Each entry must be given again exactly; images do not belong in the copy.

************

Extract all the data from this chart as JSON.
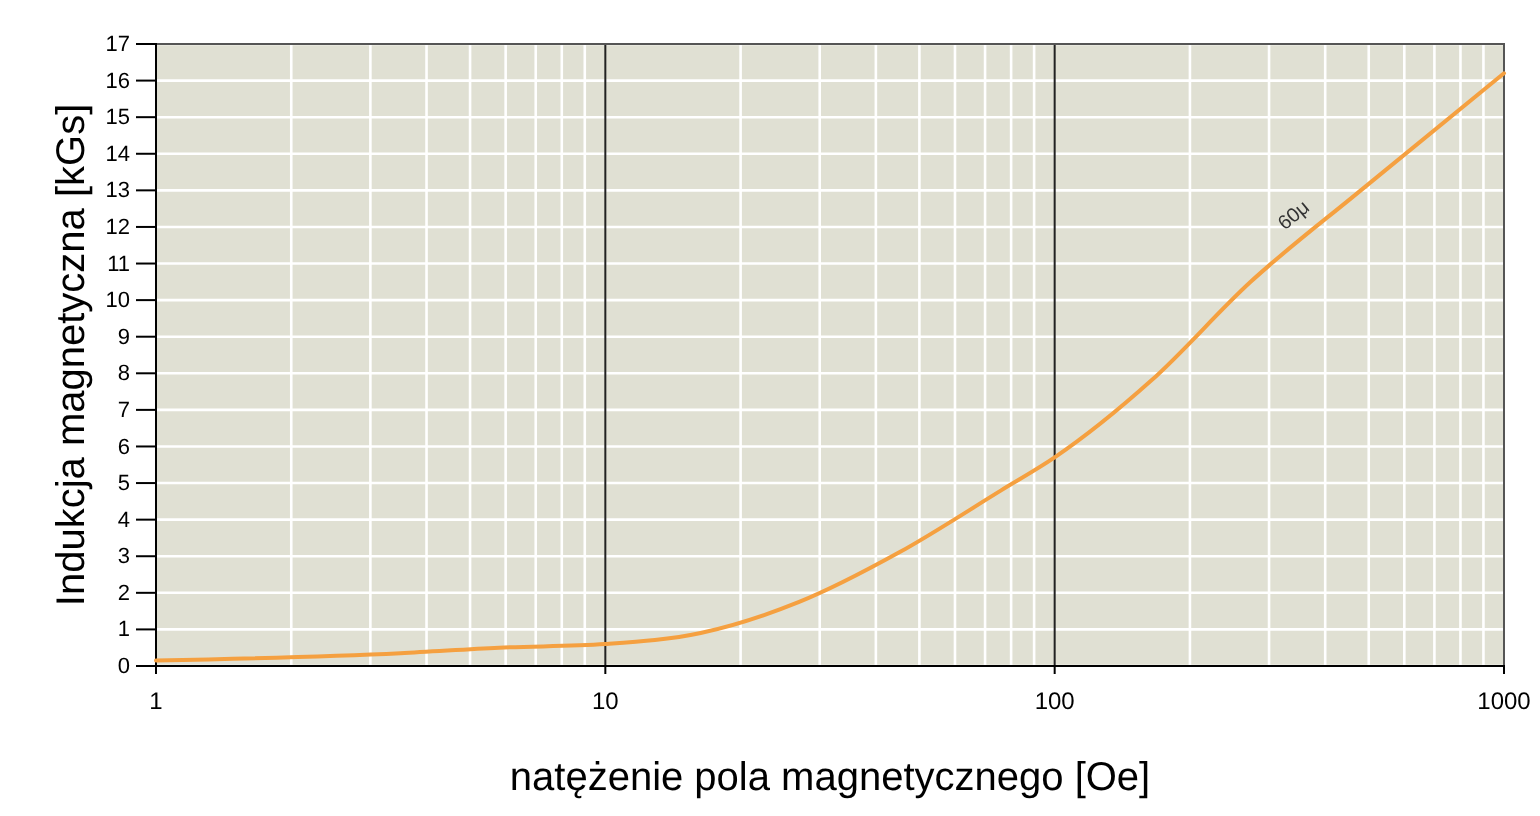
{
  "chart_data": {
    "type": "line",
    "xlabel": "natężenie pola magnetycznego [Oe]",
    "ylabel": "Indukcja magnetyczna [kGs]",
    "log": "x",
    "grid": true,
    "marker": "none",
    "line_style": "solid",
    "xlim": [
      1,
      1000
    ],
    "xticks": [
      1,
      10,
      100,
      1000
    ],
    "ylim": [
      0,
      17
    ],
    "yticks": [
      0,
      1,
      2,
      3,
      4,
      5,
      6,
      7,
      8,
      9,
      10,
      11,
      12,
      13,
      14,
      15,
      16,
      17
    ],
    "x": [
      1,
      3.5,
      5.8,
      10,
      16.3,
      27,
      45,
      76,
      100,
      164,
      273,
      480,
      1000
    ],
    "series": [
      {
        "name": "60μ",
        "color": "#f5a040",
        "values": [
          0.15,
          0.35,
          0.5,
          0.6,
          0.9,
          1.75,
          3.1,
          4.8,
          5.7,
          7.8,
          10.5,
          13.0,
          16.2
        ]
      }
    ]
  }
}
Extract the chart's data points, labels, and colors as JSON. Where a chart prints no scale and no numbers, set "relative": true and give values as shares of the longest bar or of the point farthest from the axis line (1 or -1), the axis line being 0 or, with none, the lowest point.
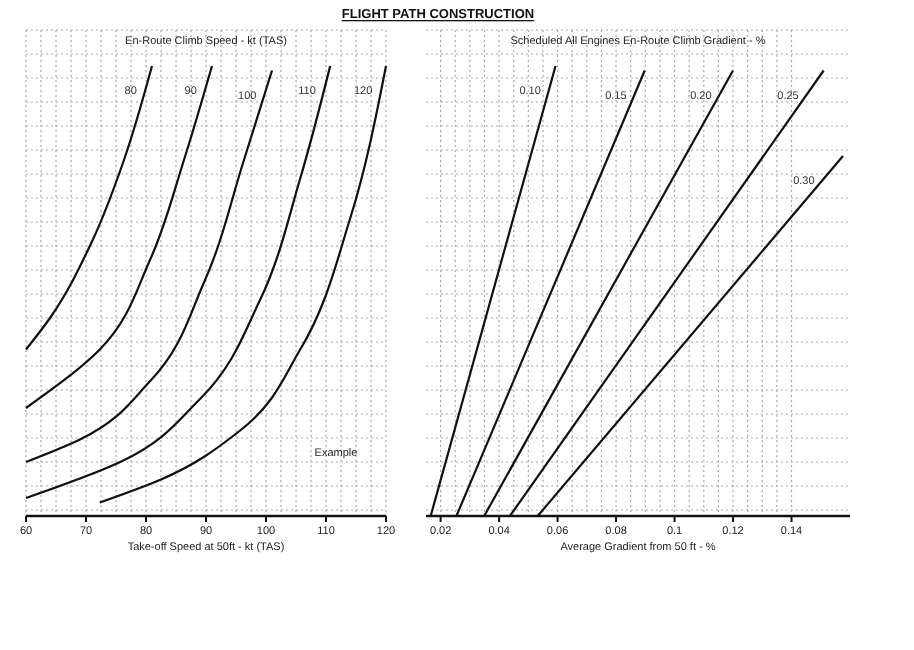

************

* Solution:
Extract all the data from this chart as JSON.
{
  "chart_data": {
    "type": "line",
    "xlabel": "natężenie pola magnetycznego [Oe]",
    "ylabel": "Indukcja magnetyczna [kGs]",
    "log": "x",
    "grid": true,
    "marker": "none",
    "line_style": "solid",
    "xlim": [
      1,
      1000
    ],
    "xticks": [
      1,
      10,
      100,
      1000
    ],
    "ylim": [
      0,
      17
    ],
    "yticks": [
      0,
      1,
      2,
      3,
      4,
      5,
      6,
      7,
      8,
      9,
      10,
      11,
      12,
      13,
      14,
      15,
      16,
      17
    ],
    "x": [
      1,
      3.5,
      5.8,
      10,
      16.3,
      27,
      45,
      76,
      100,
      164,
      273,
      480,
      1000
    ],
    "series": [
      {
        "name": "60μ",
        "color": "#f5a040",
        "values": [
          0.15,
          0.35,
          0.5,
          0.6,
          0.9,
          1.75,
          3.1,
          4.8,
          5.7,
          7.8,
          10.5,
          13.0,
          16.2
        ]
      }
    ]
  }
}
Extract the chart's data points, labels, and colors as JSON. Where a chart prints no scale and no numbers, set "relative": true and give values as shares of the longest bar or of the point farthest from the axis line (1 or -1), the axis line being 0 or, with none, the lowest point.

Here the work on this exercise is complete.